BEGIN Supplied entries

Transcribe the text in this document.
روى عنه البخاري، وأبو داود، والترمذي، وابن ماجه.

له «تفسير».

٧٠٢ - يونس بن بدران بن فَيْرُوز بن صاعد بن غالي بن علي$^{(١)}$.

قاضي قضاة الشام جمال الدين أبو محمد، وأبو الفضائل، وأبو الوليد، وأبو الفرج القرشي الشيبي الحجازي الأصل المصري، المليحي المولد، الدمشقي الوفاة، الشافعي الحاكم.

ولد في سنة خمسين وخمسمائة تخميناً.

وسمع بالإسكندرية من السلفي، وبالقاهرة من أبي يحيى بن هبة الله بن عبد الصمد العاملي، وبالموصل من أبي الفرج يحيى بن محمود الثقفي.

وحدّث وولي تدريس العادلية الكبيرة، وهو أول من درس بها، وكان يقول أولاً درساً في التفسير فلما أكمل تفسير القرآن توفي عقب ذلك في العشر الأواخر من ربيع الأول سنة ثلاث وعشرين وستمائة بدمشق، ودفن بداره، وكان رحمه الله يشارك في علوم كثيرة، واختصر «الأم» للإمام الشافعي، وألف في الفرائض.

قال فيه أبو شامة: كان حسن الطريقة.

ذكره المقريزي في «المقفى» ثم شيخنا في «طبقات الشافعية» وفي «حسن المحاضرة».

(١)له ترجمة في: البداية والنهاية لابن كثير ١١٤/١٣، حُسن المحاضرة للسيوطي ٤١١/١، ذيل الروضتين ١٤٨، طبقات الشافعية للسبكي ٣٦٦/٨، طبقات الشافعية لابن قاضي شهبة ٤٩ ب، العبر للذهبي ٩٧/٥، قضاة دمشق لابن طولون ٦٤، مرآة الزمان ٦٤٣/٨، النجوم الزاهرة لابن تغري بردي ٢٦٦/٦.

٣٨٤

END Supplied entries

All of the material above needs to be retyped word for word.

Transcribe the text in this document.
روى عنه البخاري، وأبو داود، والترمذي، وابن ماجه.

له «تفسير».

٧٠٢ - يونس بن بدران بن فَيْرُوز بن صاعد بن غالي بن علي$^{(١)}$.

قاضي قضاة الشام جمال الدين أبو محمد، وأبو الفضائل، وأبو الوليد، وأبو الفرج القرشي الشيبي الحجازي الأصل المصري، المليحي المولد، الدمشقي الوفاة، الشافعي الحاكم.

ولد في سنة خمسين وخمسمائة تخميناً.

وسمع بالإسكندرية من السلفي، وبالقاهرة من أبي يحيى بن هبة الله بن عبد الصمد العاملي، وبالموصل من أبي الفرج يحيى بن محمود الثقفي.

وحدّث وولي تدريس العادلية الكبيرة، وهو أول من درس بها، وكان يقول أولاً درساً في التفسير فلما أكمل تفسير القرآن توفي عقب ذلك في العشر الأواخر من ربيع الأول سنة ثلاث وعشرين وستمائة بدمشق، ودفن بداره، وكان رحمه الله يشارك في علوم كثيرة، واختصر «الأم» للإمام الشافعي، وألف في الفرائض.

قال فيه أبو شامة: كان حسن الطريقة.

ذكره المقريزي في «المقفى» ثم شيخنا في «طبقات الشافعية» وفي «حسن المحاضرة».

(١)له ترجمة في: البداية والنهاية لابن كثير ١١٤/١٣، حُسن المحاضرة للسيوطي ٤١١/١، ذيل الروضتين ١٤٨، طبقات الشافعية للسبكي ٣٦٦/٨، طبقات الشافعية لابن قاضي شهبة ٤٩ ب، العبر للذهبي ٩٧/٥، قضاة دمشق لابن طولون ٦٤، مرآة الزمان ٦٤٣/٨، النجوم الزاهرة لابن تغري بردي ٢٦٦/٦.

٣٨٤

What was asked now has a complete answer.